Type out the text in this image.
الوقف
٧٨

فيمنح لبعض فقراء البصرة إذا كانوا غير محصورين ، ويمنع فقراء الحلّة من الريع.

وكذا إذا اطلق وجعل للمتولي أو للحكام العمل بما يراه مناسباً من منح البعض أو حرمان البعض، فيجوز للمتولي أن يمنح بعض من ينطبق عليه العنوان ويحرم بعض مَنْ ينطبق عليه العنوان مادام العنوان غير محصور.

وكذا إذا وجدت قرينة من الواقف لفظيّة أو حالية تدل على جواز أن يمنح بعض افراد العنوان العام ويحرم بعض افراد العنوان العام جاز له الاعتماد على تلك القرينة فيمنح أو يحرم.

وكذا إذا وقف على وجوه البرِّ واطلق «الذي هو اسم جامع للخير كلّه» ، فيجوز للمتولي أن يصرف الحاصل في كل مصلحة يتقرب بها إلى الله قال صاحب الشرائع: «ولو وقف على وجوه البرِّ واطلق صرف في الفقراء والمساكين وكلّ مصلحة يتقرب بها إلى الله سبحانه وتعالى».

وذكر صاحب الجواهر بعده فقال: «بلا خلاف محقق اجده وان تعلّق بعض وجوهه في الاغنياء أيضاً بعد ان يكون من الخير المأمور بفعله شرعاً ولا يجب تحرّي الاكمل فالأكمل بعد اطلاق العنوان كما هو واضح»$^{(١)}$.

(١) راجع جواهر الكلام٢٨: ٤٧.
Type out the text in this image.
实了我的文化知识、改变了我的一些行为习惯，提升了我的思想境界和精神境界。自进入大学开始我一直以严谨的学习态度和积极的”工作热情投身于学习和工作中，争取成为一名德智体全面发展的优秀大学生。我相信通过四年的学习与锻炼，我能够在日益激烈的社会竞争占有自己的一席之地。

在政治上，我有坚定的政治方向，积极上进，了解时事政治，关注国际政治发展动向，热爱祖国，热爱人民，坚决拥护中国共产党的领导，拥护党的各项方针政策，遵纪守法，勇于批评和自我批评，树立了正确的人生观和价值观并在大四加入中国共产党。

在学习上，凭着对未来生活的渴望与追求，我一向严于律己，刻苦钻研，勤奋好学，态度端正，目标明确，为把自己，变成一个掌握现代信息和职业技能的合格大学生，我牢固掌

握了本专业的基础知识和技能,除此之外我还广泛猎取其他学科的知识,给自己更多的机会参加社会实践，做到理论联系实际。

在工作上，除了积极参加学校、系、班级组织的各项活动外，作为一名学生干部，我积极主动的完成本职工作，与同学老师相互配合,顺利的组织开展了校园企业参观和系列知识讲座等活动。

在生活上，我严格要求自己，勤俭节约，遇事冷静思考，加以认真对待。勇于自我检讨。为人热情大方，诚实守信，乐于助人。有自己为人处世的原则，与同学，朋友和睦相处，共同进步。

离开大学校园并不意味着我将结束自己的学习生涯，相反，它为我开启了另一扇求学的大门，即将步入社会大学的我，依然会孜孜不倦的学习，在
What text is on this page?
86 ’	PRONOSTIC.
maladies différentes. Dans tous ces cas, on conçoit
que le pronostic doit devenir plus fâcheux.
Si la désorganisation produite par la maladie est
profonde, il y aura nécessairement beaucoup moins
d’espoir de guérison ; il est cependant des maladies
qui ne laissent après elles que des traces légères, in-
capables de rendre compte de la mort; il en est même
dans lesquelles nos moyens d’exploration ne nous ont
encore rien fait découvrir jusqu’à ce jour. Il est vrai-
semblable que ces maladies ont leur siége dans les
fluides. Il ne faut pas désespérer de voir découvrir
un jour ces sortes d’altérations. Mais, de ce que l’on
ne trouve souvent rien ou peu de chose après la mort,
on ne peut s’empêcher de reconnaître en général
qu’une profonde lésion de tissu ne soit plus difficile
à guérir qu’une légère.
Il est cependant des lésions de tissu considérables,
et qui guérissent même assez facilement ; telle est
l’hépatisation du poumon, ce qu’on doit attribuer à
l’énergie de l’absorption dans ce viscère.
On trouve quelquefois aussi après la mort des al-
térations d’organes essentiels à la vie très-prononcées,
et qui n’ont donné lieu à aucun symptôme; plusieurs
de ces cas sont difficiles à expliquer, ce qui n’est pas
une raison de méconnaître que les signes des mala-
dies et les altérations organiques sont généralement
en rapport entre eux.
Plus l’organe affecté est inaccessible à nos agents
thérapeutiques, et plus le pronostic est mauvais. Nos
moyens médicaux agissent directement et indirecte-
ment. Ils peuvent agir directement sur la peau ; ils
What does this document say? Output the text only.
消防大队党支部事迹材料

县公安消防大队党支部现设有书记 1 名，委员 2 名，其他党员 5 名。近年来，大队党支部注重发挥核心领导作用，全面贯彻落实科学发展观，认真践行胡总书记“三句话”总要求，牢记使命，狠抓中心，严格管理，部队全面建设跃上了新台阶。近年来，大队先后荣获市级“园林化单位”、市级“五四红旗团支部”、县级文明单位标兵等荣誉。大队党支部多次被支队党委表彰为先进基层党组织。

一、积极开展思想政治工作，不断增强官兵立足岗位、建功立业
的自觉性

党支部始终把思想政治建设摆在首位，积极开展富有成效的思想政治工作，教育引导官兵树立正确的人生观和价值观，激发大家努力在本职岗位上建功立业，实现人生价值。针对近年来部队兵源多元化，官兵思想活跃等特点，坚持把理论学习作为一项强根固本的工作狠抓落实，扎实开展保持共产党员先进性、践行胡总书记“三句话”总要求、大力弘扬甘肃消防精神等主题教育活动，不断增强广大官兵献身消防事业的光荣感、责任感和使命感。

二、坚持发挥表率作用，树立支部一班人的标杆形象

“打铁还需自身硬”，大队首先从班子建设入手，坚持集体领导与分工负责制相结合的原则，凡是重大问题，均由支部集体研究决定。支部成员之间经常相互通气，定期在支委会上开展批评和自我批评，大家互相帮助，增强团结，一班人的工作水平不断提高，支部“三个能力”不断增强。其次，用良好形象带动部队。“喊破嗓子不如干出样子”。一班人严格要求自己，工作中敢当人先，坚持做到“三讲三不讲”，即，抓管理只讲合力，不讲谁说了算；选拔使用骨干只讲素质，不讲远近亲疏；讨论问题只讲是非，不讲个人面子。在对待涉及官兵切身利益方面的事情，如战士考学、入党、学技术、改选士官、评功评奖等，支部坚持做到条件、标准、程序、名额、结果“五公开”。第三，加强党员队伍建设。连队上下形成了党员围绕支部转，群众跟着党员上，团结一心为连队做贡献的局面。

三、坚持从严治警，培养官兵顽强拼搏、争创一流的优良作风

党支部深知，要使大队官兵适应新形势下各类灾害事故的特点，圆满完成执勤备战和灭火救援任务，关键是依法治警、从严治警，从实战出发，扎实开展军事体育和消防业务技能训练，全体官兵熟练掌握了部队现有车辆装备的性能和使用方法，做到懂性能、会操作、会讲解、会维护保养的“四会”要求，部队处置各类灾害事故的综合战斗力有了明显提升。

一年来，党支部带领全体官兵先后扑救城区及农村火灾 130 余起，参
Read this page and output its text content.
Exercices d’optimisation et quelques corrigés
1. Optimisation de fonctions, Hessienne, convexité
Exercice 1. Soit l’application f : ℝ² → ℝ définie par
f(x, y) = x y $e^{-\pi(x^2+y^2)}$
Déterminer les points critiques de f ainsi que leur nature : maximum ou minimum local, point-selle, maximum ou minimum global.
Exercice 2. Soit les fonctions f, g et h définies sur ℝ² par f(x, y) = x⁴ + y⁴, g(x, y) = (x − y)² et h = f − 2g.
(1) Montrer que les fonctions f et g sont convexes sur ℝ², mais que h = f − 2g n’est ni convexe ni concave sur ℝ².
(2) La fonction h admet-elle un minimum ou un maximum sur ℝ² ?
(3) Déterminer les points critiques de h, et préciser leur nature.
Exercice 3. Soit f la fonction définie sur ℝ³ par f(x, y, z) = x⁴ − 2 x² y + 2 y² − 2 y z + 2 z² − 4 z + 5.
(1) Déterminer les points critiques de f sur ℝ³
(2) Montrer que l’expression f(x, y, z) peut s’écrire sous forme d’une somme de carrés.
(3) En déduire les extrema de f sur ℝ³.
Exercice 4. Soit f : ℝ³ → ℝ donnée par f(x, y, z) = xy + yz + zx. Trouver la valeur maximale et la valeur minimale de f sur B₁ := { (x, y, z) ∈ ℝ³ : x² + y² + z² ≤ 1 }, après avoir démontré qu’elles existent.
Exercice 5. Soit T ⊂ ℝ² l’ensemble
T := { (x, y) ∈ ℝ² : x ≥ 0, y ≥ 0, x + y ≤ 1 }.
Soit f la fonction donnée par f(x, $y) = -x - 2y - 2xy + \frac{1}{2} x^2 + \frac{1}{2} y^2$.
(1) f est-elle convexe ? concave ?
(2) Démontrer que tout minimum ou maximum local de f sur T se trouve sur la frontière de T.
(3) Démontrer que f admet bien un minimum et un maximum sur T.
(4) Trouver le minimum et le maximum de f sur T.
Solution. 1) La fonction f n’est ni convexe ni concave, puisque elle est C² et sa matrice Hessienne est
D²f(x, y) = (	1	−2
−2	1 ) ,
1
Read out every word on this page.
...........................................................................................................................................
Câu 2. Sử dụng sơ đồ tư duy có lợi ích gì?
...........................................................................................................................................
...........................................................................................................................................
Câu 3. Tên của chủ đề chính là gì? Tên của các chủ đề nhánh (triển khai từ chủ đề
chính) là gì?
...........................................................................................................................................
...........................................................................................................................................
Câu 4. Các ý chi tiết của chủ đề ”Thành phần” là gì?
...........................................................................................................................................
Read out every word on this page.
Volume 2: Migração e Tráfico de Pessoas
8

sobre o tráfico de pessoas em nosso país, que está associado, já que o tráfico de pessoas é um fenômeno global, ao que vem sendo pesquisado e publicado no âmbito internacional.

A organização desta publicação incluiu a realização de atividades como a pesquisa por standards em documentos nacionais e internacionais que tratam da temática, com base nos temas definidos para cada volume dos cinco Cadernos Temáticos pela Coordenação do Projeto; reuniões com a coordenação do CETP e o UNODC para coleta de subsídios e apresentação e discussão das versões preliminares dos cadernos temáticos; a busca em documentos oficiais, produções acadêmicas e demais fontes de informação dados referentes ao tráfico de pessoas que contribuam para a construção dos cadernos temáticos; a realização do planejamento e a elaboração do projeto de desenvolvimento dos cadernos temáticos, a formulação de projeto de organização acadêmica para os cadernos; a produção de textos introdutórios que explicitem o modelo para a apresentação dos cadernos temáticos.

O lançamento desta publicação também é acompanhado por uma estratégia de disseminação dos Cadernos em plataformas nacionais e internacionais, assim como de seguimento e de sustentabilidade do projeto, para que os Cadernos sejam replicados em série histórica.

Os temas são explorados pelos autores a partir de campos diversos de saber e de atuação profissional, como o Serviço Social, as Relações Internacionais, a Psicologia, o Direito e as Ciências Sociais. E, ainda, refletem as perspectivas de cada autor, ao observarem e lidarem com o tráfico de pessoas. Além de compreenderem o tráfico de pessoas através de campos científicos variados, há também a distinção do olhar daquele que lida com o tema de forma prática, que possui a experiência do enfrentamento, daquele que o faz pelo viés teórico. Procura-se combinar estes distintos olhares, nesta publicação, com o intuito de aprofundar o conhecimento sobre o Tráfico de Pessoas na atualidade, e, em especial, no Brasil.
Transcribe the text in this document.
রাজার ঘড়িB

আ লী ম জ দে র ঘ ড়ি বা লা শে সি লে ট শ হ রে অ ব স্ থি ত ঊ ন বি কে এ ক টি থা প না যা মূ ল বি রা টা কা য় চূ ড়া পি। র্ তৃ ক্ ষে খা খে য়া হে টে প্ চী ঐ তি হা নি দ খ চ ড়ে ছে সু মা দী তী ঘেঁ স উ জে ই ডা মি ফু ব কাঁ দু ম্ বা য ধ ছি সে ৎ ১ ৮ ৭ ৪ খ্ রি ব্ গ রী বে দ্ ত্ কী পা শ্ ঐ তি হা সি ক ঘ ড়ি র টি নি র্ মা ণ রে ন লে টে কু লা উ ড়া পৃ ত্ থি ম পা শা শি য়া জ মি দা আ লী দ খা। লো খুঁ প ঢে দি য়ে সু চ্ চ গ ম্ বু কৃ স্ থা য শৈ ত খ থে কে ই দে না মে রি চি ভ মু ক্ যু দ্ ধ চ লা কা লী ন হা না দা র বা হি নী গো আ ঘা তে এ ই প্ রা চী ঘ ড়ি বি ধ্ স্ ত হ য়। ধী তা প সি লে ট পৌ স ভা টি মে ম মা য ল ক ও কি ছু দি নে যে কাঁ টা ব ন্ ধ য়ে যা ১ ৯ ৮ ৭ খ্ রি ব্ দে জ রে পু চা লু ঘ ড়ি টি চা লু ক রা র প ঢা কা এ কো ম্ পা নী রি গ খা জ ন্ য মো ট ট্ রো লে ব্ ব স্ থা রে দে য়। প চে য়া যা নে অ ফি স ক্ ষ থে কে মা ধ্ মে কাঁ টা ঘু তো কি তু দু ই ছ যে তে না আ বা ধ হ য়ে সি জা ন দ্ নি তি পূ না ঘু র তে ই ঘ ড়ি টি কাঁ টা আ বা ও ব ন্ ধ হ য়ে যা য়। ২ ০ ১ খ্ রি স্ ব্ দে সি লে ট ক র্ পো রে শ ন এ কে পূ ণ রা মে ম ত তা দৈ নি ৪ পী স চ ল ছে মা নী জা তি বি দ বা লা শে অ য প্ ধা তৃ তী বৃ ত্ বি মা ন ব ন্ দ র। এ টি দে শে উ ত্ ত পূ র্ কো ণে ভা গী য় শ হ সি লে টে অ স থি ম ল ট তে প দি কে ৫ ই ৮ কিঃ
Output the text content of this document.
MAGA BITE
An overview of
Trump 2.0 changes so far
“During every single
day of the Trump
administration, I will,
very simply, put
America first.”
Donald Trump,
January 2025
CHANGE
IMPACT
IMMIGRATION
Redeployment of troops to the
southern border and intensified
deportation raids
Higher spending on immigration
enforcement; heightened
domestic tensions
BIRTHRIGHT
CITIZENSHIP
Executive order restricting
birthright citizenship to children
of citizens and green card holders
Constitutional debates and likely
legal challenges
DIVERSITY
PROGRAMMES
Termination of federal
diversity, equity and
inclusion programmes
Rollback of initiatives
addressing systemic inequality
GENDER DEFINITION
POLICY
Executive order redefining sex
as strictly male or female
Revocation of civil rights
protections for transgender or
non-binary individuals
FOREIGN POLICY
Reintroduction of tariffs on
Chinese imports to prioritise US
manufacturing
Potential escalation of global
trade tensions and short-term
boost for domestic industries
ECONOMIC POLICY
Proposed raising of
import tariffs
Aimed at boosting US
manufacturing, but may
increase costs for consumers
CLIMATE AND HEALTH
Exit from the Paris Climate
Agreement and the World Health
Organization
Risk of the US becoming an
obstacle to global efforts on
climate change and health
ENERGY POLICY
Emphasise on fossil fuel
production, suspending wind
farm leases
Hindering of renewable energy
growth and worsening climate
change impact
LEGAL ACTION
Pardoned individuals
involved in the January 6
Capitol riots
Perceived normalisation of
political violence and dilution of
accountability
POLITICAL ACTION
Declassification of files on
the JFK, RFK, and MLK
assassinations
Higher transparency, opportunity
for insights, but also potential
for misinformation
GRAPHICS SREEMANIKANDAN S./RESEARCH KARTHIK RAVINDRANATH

Problem requirements
List all lines holding the string "فيجوز".

The reply
وكذا إذا اطلق وجعل للمتولي أو للحكام العمل بما يراه مناسباً من منح البعض أو حرمان البعض، فيجوز للمتولي أن يمنح بعض من ينطبق عليه العنوان ويحرم بعض مَنْ ينطبق عليه العنوان مادام العنوان غير محصور.
وكذا إذا وقف على وجوه البرِّ واطلق «الذي هو اسم جامع للخير كلّه» ، فيجوز للمتولي أن يصرف الحاصل في كل مصلحة يتقرب بها إلى الله قال صاحب الشرائع: «ولو وقف على وجوه البرِّ واطلق صرف في الفقراء والمساكين وكلّ مصلحة يتقرب بها إلى الله سبحانه وتعالى».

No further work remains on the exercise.